Hintergrund der Auseinandersetzung: Ein nicht genanntes niedersächsisches Genossenschaftsinstitut agiert momentan als „Pilotbank“ für sogenannte Smart-Data-Verfahren. Dabei werden laut Datenschützern unter anderem die Zahlungsverkehrsdaten der Kundinnen und Kunden analysiert und bei einigen Verfahren auch aufgekaufte Daten über das Wohnumfeld verwendet – bis hin zu der Frage, wie hoch in den einzelnen Wohnumfeldern der Anteil der „Geschiedenen“ ist. Die Pilotbank sei jüngst „geprüft“ worden und die dabei gewonnenen Erkenntnisse hätten die Behörde zu der schriftlichen Warnung aller anderen Genobanken geführt, heißt es in der Mitteilung von Donnerstag. Heißt offenbar: Die übrigen VR-Banken in Niedersachsen sollten es sich besser zweimal überlegen, ob sie die neuen Verfahren selber auch ausrollen wollen, sollte der „Pilot“ zufriedenstellend laufen.

Was der Causa zusätzliche Fallhöhe verleiht: Die genossenschaftlichen Banken arbeitet momentan – angeführt vom BVR und dem sektoreigenen IT-Dienstleister Atruvia – an einer regelrechten Datenoffensive. Internes Branding: „Smart Data Project“. Ob es einen unmittelbaren Zusammenhang zwischen diesem Projekt und den von der niedersächsischen Pilotbank eingesetzten „Profiling“-Verfahren gibt, ist zwar unklar (uns jedenfalls). Zumindest aber soll eine große inhaltliche Verwandtschaft zwischen den beiden Initiativen bestehen. Wenn sich die Datenschützer nun also auf das niedersächsische Pilotprojekt stürzen – dann könnte dies indirekt auch die Erfolgsaussichten der gesamten genossenschaftlichen Datenoffensive infrage stellen. Inhaltlich äußern wollte sich gestern keiner der involvierten Player. Zu heikel ist aktuell die Gemengelage.
○ ○ ○
● DEINE AUFGABE:
Überarbeite im Text über die Genobanken das Stück, das bei „Was der Causa“ beginnt und bei „aktuell die Gemengelage.“ endet. Schreib es noch einmal ab und setz dabei „Dateninitiative“ an die Stelle von „Datenoffensive“.

[Dateneinträge]
○ ○ ○
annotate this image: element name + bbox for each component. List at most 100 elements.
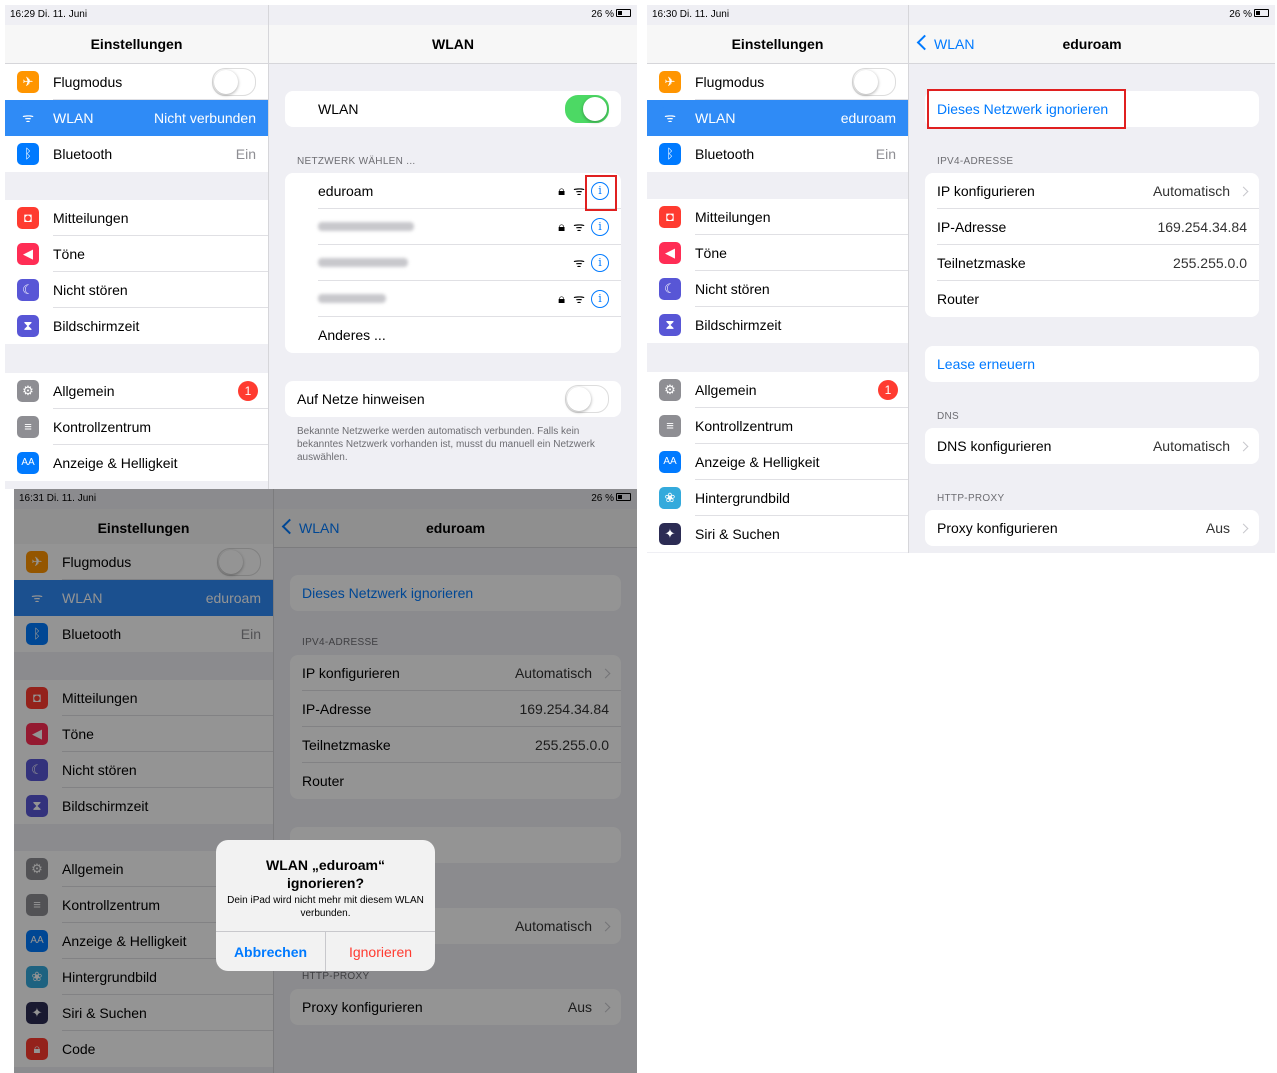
sidebar-item-toene[interactable]: ◀ Töne <box>5 236 268 272</box>
network-name: eduroam <box>318 183 374 199</box>
wlan-label: WLAN <box>318 101 359 117</box>
network-row-rwth-guests[interactable]: ᯤ i <box>285 245 621 281</box>
sidebar-item-label: Bluetooth <box>695 146 755 162</box>
lock-icon: 🔒︎ <box>558 219 565 234</box>
sidebar-item-label: Töne <box>695 245 727 261</box>
sidebar-item-bildschirmzeit[interactable]: ⧗ Bildschirmzeit <box>647 307 908 343</box>
settings-sidebar: 16:30 Di. 11. Juni Einstellungen ✈ Flugm… <box>647 5 909 553</box>
dns-card: DNS konfigurieren Automatisch <box>925 428 1259 464</box>
wifi-icon: ᯤ <box>17 107 39 129</box>
display-icon: AA <box>17 452 39 474</box>
alert-title: WLAN „eduroam“ ignorieren? <box>266 857 385 891</box>
ipv4-header: IPV4-ADRESSE <box>937 156 1014 167</box>
wlan-navbar: WLAN <box>269 25 637 64</box>
sidebar-item-mitteilungen[interactable]: ◘ Mitteilungen <box>647 199 908 235</box>
sidebar-item-anzeige[interactable]: AA Anzeige & Helligkeit <box>5 445 268 481</box>
sidebar-item-label: Kontrollzentrum <box>695 418 794 434</box>
subnet-mask-value: 255.255.0.0 <box>1173 255 1247 271</box>
moon-icon: ☾ <box>659 278 681 300</box>
network-detail-pane: 26 % WLAN eduroam Dieses Netzwerk ignori… <box>909 5 1275 553</box>
wlan-toggle-card: WLAN <box>285 91 621 127</box>
detail-navbar: WLAN eduroam <box>909 25 1275 64</box>
ip-config-value: Automatisch <box>1153 173 1249 209</box>
lock-icon: 🔒︎ <box>558 291 565 306</box>
ip-address-value: 169.254.34.84 <box>1157 219 1247 235</box>
sidebar-item-kontrollzentrum[interactable]: ≡ Kontrollzentrum <box>5 409 268 445</box>
sidebar-item-wlan[interactable]: ᯤ WLAN Nicht verbunden <box>5 100 268 136</box>
network-row-skynet[interactable]: 🔒︎ ᯤ i <box>285 281 621 317</box>
sidebar-item-flugmodus[interactable]: ✈ Flugmodus <box>647 64 908 100</box>
status-time-date: 16:30 Di. 11. Juni <box>652 9 730 20</box>
battery-icon <box>616 9 631 18</box>
network-row-other[interactable]: Anderes ... <box>285 317 621 353</box>
subnet-mask-row: Teilnetzmaske 255.255.0.0 <box>925 245 1259 281</box>
notifications-icon: ◘ <box>17 207 39 229</box>
sidebar-item-bluetooth[interactable]: ᛒ Bluetooth Ein <box>647 136 908 172</box>
sidebar-item-label: Anzeige & Helligkeit <box>695 454 820 470</box>
confirm-forget-button[interactable]: Ignorieren <box>326 932 435 971</box>
cancel-button[interactable]: Abbrechen <box>216 932 325 971</box>
router-row: Router <box>925 281 1259 317</box>
ask-join-toggle[interactable] <box>565 385 609 413</box>
control-center-icon: ≡ <box>659 415 681 437</box>
chevron-right-icon <box>1238 186 1249 197</box>
blurred-network-name <box>318 222 414 231</box>
ask-join-row: Auf Netze hinweisen <box>285 381 621 417</box>
screenshot-forget-alert: 16:31 Di. 11. Juni Einstellungen ✈ Flugm… <box>14 489 637 1073</box>
sidebar-item-nicht-stoeren[interactable]: ☾ Nicht stören <box>647 271 908 307</box>
lock-icon: 🔒︎ <box>558 183 565 198</box>
sidebar-item-value: Nicht verbunden <box>154 110 256 126</box>
sidebar-item-allgemein[interactable]: ⚙ Allgemein 1 <box>5 373 268 409</box>
proxy-card: Proxy konfigurieren Aus <box>925 510 1259 546</box>
subnet-mask-label: Teilnetzmaske <box>937 255 1026 271</box>
battery-indicator: 26 % <box>591 5 631 25</box>
ip-config-label: IP konfigurieren <box>937 183 1035 199</box>
info-icon[interactable]: i <box>591 290 609 308</box>
sidebar-item-bluetooth[interactable]: ᛒ Bluetooth Ein <box>5 136 268 172</box>
sidebar-item-bildschirmzeit[interactable]: ⧗ Bildschirmzeit <box>5 308 268 344</box>
sidebar-item-label: Mitteilungen <box>53 210 129 226</box>
sidebar-item-kontrollzentrum[interactable]: ≡ Kontrollzentrum <box>647 408 908 444</box>
sidebar-item-siri[interactable]: ✦ Siri & Suchen <box>647 516 908 552</box>
renew-lease-button[interactable]: Lease erneuern <box>925 346 1259 382</box>
screenshot-wlan-list: 16:29 Di. 11. Juni Einstellungen ✈ Flugm… <box>5 5 637 489</box>
proxy-config-row[interactable]: Proxy konfigurieren Aus <box>925 510 1259 546</box>
sidebar-item-label: Flugmodus <box>695 74 765 90</box>
renew-card: Lease erneuern <box>925 346 1259 382</box>
speaker-icon: ◀ <box>17 243 39 265</box>
sidebar-item-allgemein[interactable]: ⚙ Allgemein 1 <box>647 372 908 408</box>
wallpaper-icon: ❀ <box>659 487 681 509</box>
sidebar-item-flugmodus[interactable]: ✈ Flugmodus <box>5 64 268 100</box>
proxy-header: HTTP-PROXY <box>937 493 1005 504</box>
settings-sidebar: 16:29 Di. 11. Juni Einstellungen ✈ Flugm… <box>5 5 269 489</box>
airplane-mode-toggle[interactable] <box>212 68 256 96</box>
airplane-mode-toggle[interactable] <box>852 68 896 96</box>
sidebar-item-anzeige[interactable]: AA Anzeige & Helligkeit <box>647 444 908 480</box>
sidebar-item-label: Bluetooth <box>53 146 113 162</box>
sidebar-item-label: WLAN <box>53 110 94 126</box>
siri-icon: ✦ <box>659 523 681 545</box>
wifi-signal-icon: ᯤ <box>573 219 585 234</box>
sidebar-item-wlan[interactable]: ᯤ WLAN eduroam <box>647 100 908 136</box>
network-row-eduroam[interactable]: eduroam 🔒︎ ᯤ i <box>285 173 621 209</box>
info-icon[interactable]: i <box>591 254 609 272</box>
notification-badge: 1 <box>878 380 898 400</box>
dns-config-row[interactable]: DNS konfigurieren Automatisch <box>925 428 1259 464</box>
modal-dim-overlay <box>14 489 637 1073</box>
wlan-toggle[interactable] <box>565 95 609 123</box>
info-icon[interactable]: i <box>591 218 609 236</box>
bluetooth-icon: ᛒ <box>17 143 39 165</box>
sidebar-item-mitteilungen[interactable]: ◘ Mitteilungen <box>5 200 268 236</box>
network-row-rwth-devices[interactable]: 🔒︎ ᯤ i <box>285 209 621 245</box>
airplane-icon: ✈ <box>17 71 39 93</box>
blurred-network-name <box>318 258 408 267</box>
sidebar-item-nicht-stoeren[interactable]: ☾ Nicht stören <box>5 272 268 308</box>
wifi-icon: ᯤ <box>659 107 681 129</box>
ip-address-row: IP-Adresse 169.254.34.84 <box>925 209 1259 245</box>
sidebar-item-label: Siri & Suchen <box>695 526 780 542</box>
battery-indicator: 26 % <box>1229 5 1269 25</box>
ip-config-row[interactable]: IP konfigurieren Automatisch <box>925 173 1259 209</box>
sidebar-item-toene[interactable]: ◀ Töne <box>647 235 908 271</box>
speaker-icon: ◀ <box>659 242 681 264</box>
sidebar-item-hintergrundbild[interactable]: ❀ Hintergrundbild <box>647 480 908 516</box>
○ ○ ○
● DIE LÖSUNG:
Was der Causa zusätzliche Fallhöhe verleiht: Die genossenschaftlichen Banken arbeitet momentan – angeführt vom BVR und dem sektoreigenen IT-Dienstleister Atruvia – an einer regelrechten Dateninitiative. Internes Branding: „Smart Data Project“. Ob es einen unmittelbaren Zusammenhang zwischen diesem Projekt und den von der niedersächsischen Pilotbank eingesetzten „Profiling“-Verfahren gibt, ist zwar unklar (uns jedenfalls). Zumindest aber soll eine große inhaltliche Verwandtschaft zwischen den beiden Initiativen bestehen. Wenn sich die Datenschützer nun also auf das niedersächsische Pilotprojekt stürzen – dann könnte dies indirekt auch die Erfolgsaussichten der gesamten genossenschaftlichen Dateninitiative infrage stellen. Inhaltlich äußern wollte sich gestern keiner der involvierten Player. Zu heikel ist aktuell die Gemengelage.